[WHAT IS ASKED] In the records below, copy out unchanged every line from the one that contains "- slider-dot-2[interactable]: [762, 604, 770, 612]" through the last line, including both.

[Element box records]
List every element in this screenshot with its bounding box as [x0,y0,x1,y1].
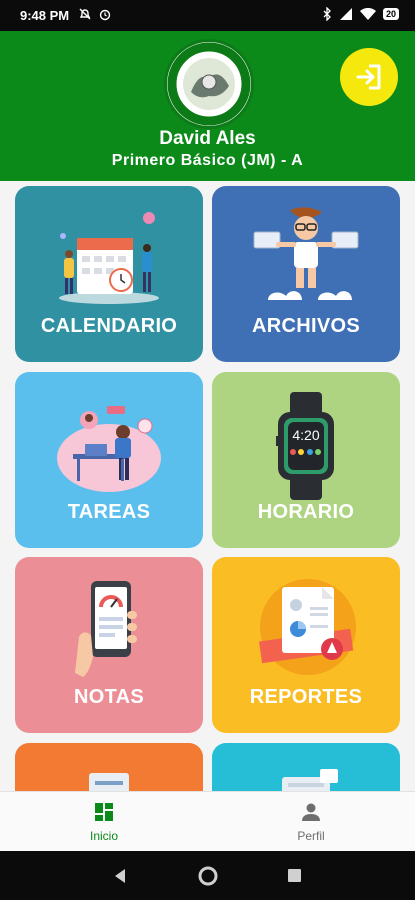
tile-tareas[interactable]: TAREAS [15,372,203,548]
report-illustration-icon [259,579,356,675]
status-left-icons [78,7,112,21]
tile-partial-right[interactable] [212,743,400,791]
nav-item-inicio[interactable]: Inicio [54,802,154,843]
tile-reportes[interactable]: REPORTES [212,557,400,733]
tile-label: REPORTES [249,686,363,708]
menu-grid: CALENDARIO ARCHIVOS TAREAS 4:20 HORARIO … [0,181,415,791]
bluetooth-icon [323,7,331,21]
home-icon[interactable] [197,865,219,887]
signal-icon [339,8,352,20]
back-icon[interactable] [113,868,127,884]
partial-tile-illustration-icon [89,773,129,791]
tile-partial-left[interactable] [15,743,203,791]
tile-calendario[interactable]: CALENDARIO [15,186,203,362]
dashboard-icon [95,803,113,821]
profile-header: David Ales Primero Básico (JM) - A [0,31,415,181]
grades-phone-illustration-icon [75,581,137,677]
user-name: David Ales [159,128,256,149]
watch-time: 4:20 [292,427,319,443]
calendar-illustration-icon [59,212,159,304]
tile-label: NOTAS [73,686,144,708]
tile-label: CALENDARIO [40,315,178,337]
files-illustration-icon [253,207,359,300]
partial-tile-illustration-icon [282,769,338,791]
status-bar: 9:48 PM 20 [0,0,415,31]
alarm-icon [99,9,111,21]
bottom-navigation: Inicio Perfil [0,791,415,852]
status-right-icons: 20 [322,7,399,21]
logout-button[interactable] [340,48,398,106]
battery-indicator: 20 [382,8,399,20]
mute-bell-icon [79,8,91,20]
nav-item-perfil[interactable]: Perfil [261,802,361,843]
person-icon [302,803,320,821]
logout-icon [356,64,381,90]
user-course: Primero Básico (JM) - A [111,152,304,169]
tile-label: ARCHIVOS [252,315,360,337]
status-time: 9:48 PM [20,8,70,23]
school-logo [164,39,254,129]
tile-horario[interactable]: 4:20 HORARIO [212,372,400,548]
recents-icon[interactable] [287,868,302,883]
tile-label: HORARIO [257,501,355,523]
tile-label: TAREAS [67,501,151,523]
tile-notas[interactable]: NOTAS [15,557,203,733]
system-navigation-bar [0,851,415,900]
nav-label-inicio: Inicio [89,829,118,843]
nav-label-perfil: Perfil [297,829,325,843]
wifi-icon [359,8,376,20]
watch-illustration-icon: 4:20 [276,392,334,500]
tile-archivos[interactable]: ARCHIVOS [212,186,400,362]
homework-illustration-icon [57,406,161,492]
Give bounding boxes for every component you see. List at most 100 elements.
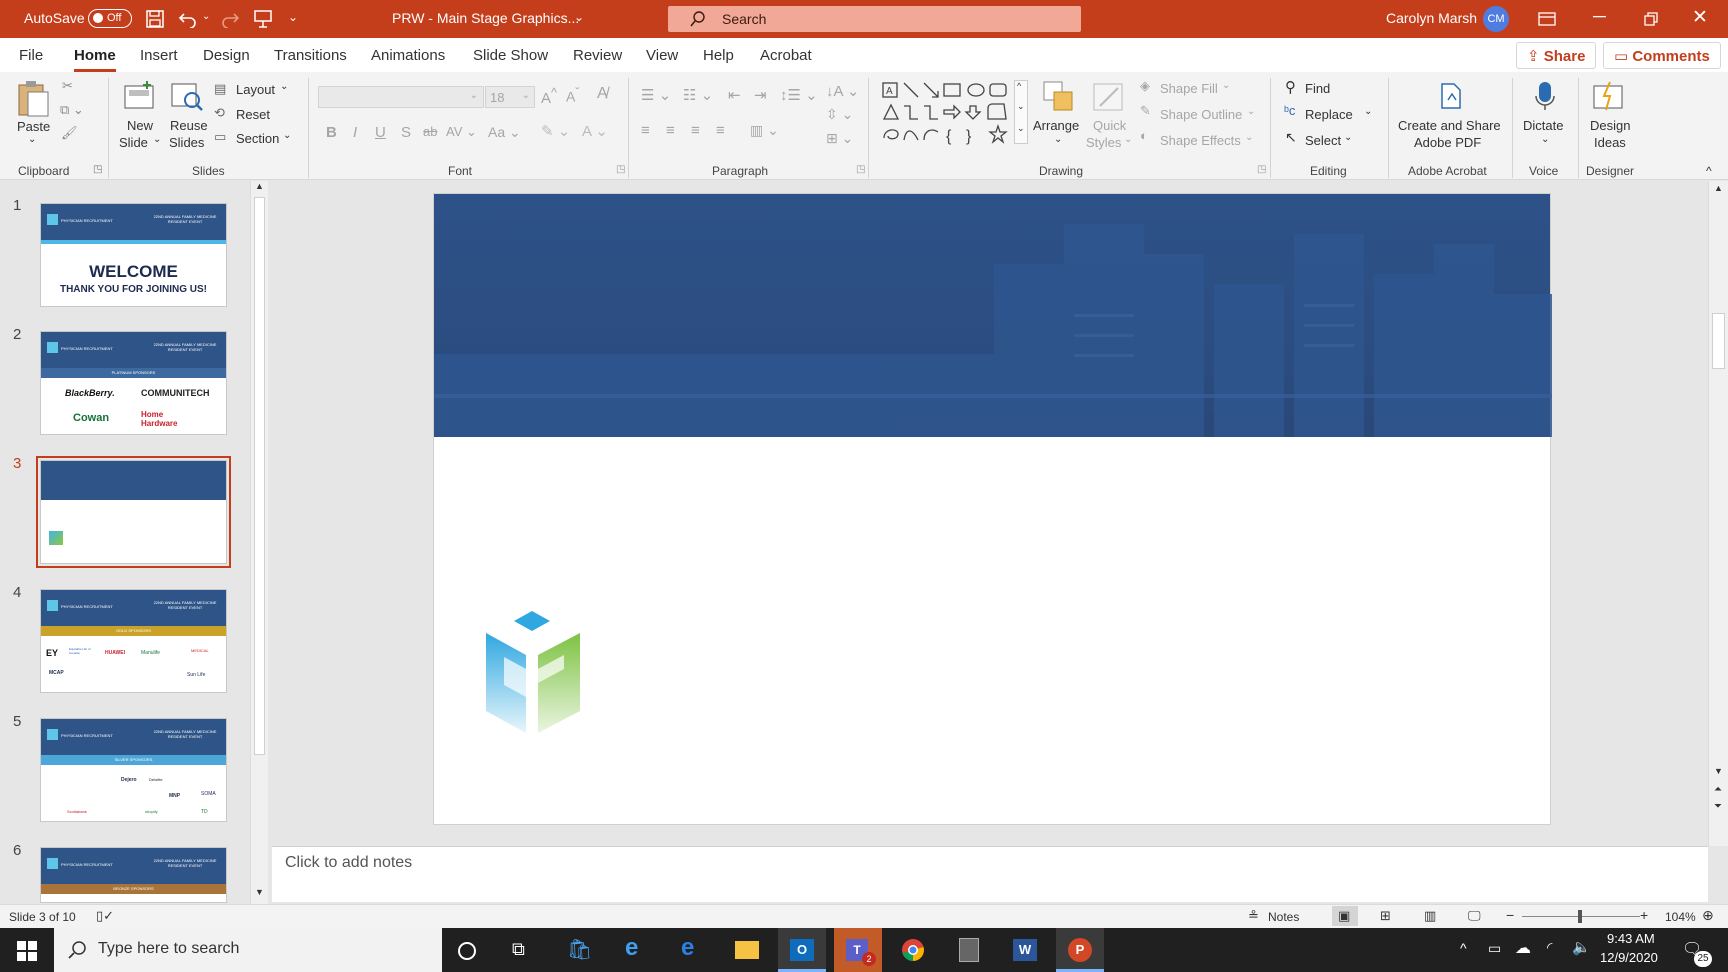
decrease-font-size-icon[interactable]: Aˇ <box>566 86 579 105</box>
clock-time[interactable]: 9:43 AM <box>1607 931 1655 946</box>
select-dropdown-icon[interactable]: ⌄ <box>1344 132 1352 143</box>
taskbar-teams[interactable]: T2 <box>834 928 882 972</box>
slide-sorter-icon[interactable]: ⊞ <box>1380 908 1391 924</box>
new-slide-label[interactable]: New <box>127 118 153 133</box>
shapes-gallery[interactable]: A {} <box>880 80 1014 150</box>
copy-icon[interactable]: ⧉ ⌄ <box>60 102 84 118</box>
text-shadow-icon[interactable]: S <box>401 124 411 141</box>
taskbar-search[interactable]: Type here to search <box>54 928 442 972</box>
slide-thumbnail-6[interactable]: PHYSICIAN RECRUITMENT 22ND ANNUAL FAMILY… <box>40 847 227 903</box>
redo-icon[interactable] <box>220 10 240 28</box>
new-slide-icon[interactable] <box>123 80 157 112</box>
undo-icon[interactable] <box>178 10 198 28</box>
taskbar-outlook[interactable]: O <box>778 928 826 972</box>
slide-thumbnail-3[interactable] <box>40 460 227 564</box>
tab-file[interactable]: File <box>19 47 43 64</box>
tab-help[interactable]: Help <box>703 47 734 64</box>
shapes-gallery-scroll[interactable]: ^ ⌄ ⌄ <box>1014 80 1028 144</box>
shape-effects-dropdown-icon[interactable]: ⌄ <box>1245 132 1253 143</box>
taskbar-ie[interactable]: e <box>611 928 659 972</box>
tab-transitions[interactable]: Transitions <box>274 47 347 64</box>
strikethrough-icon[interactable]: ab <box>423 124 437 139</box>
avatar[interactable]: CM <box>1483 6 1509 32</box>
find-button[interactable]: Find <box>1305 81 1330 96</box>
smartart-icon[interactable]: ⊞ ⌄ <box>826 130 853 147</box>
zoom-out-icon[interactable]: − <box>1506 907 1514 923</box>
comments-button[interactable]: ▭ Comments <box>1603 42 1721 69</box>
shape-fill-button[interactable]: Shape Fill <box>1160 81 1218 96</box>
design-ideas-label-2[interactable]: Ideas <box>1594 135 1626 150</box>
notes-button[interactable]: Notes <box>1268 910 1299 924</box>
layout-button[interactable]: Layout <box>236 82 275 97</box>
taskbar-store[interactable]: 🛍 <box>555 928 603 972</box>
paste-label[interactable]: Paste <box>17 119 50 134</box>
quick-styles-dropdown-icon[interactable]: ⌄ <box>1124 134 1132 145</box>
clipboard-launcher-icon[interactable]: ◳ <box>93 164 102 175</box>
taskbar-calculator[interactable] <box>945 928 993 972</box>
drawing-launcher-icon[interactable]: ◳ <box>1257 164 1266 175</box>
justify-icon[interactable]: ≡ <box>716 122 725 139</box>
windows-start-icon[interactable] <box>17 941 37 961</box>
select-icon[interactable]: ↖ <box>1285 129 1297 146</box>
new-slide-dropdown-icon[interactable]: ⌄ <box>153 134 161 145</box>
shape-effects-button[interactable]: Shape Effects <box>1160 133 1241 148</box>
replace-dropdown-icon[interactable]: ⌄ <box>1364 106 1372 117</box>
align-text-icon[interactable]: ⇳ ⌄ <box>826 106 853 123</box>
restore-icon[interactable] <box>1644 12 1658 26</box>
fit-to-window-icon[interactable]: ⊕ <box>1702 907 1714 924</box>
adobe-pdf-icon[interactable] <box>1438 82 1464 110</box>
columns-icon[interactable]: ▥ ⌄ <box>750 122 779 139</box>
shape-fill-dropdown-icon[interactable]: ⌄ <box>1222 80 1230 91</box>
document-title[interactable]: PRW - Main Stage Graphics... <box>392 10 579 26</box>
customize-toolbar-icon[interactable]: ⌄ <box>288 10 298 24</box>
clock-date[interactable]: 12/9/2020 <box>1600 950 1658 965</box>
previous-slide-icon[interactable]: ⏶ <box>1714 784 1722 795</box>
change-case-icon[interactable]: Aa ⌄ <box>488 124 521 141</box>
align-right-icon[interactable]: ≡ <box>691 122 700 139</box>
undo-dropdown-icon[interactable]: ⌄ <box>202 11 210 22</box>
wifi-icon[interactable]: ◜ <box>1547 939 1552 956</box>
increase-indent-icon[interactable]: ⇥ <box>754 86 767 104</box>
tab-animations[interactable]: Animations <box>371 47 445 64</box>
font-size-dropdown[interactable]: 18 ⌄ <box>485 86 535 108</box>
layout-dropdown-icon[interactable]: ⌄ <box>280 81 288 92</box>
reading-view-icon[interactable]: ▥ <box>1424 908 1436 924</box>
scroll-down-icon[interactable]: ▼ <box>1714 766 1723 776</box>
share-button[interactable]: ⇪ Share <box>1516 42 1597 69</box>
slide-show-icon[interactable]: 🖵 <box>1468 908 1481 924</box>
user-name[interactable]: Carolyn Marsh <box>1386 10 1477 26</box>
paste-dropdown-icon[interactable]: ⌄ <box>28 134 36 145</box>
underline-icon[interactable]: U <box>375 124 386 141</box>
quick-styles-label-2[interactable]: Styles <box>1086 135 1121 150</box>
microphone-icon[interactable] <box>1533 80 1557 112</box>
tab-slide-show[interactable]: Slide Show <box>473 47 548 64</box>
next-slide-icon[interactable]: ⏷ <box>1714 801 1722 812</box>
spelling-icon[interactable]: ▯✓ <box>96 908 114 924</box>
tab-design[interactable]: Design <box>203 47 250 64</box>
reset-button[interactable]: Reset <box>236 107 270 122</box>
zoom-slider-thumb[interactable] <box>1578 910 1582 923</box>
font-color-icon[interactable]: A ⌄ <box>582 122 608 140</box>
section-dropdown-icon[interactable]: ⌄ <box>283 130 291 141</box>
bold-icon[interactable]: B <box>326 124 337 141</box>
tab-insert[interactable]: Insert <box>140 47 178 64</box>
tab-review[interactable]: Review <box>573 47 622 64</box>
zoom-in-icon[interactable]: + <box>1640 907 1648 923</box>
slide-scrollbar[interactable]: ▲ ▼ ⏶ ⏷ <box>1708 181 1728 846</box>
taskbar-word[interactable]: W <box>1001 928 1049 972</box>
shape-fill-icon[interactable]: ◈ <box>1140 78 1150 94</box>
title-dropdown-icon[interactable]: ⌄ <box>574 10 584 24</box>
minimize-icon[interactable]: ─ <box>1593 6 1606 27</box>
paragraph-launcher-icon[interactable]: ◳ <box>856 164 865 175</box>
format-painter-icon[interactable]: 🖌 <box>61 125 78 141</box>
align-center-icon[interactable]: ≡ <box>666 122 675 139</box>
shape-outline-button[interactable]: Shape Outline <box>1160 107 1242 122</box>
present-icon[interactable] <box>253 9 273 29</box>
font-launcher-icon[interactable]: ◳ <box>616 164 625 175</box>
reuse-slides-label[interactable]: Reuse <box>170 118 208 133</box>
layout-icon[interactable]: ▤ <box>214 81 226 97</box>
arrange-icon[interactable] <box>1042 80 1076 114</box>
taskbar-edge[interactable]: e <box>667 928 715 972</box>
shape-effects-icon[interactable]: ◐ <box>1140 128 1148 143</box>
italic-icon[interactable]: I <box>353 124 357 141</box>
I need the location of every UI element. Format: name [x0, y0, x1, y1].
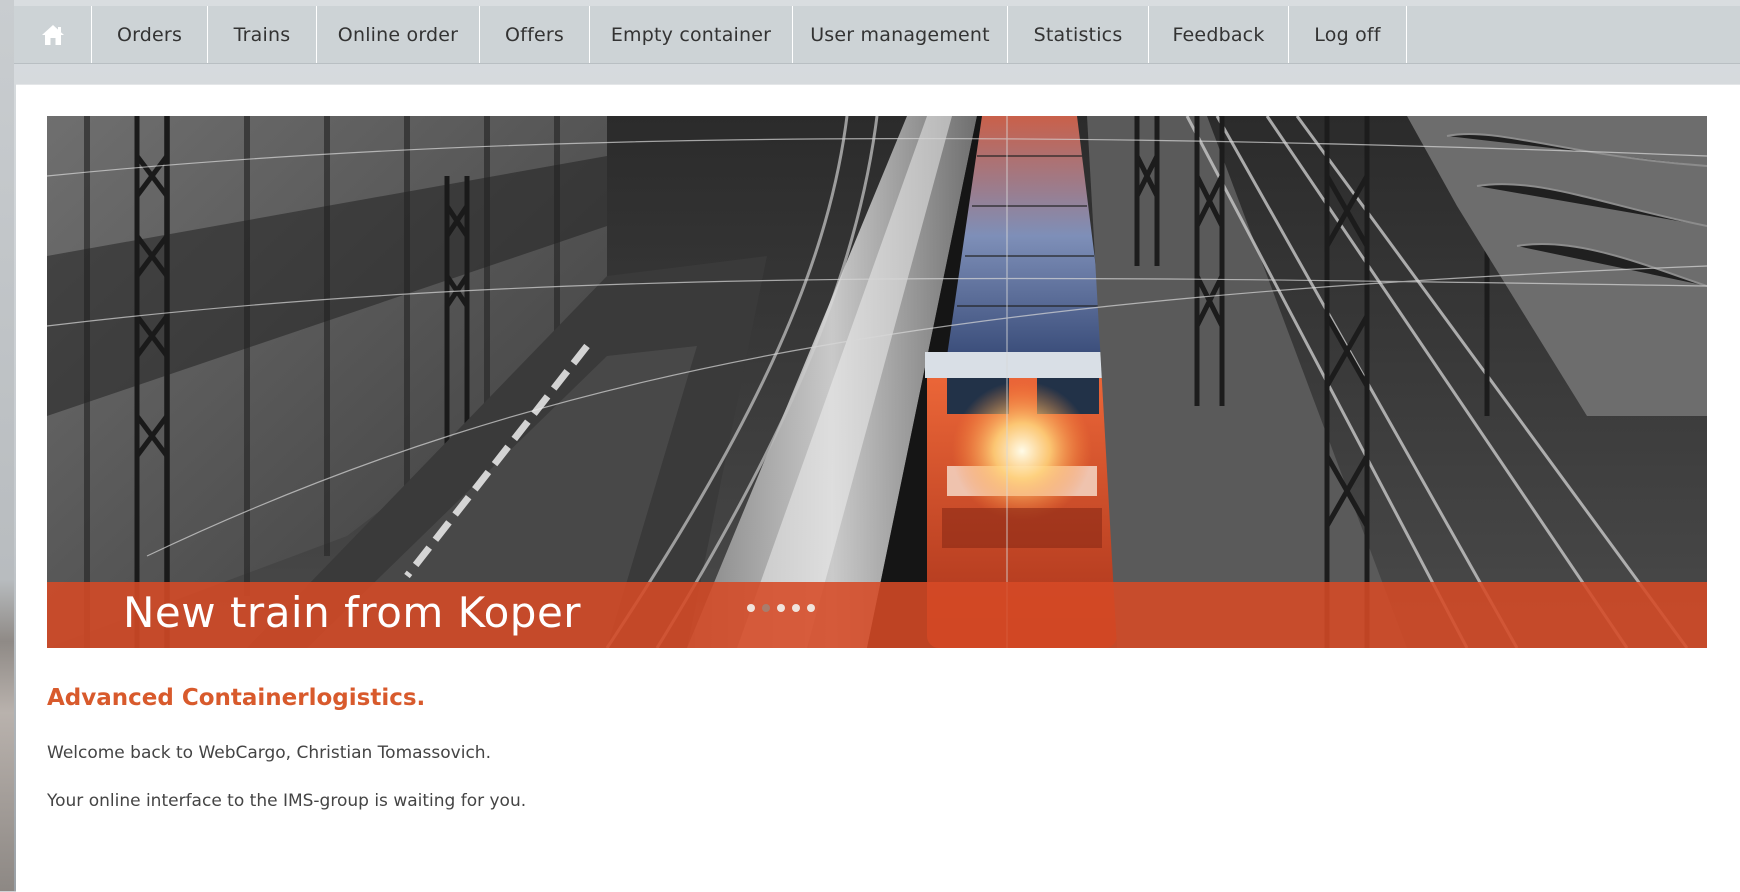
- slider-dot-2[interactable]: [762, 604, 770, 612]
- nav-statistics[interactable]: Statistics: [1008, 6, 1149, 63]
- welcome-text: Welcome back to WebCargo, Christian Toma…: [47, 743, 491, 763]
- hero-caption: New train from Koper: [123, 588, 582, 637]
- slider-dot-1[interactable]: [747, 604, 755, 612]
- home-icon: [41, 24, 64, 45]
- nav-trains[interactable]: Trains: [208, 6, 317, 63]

[ANSWER FOR THIS EXERCISE]
- slider-dot-2[interactable]: [762, 604, 770, 612]
- nav-statistics[interactable]: Statistics: [1008, 6, 1149, 63]
- welcome-text: Welcome back to WebCargo, Christian Toma…: [47, 743, 491, 763]
- hero-caption: New train from Koper: [123, 588, 582, 637]
- slider-dot-1[interactable]: [747, 604, 755, 612]
- home-icon: [41, 24, 64, 45]
- nav-trains[interactable]: Trains: [208, 6, 317, 63]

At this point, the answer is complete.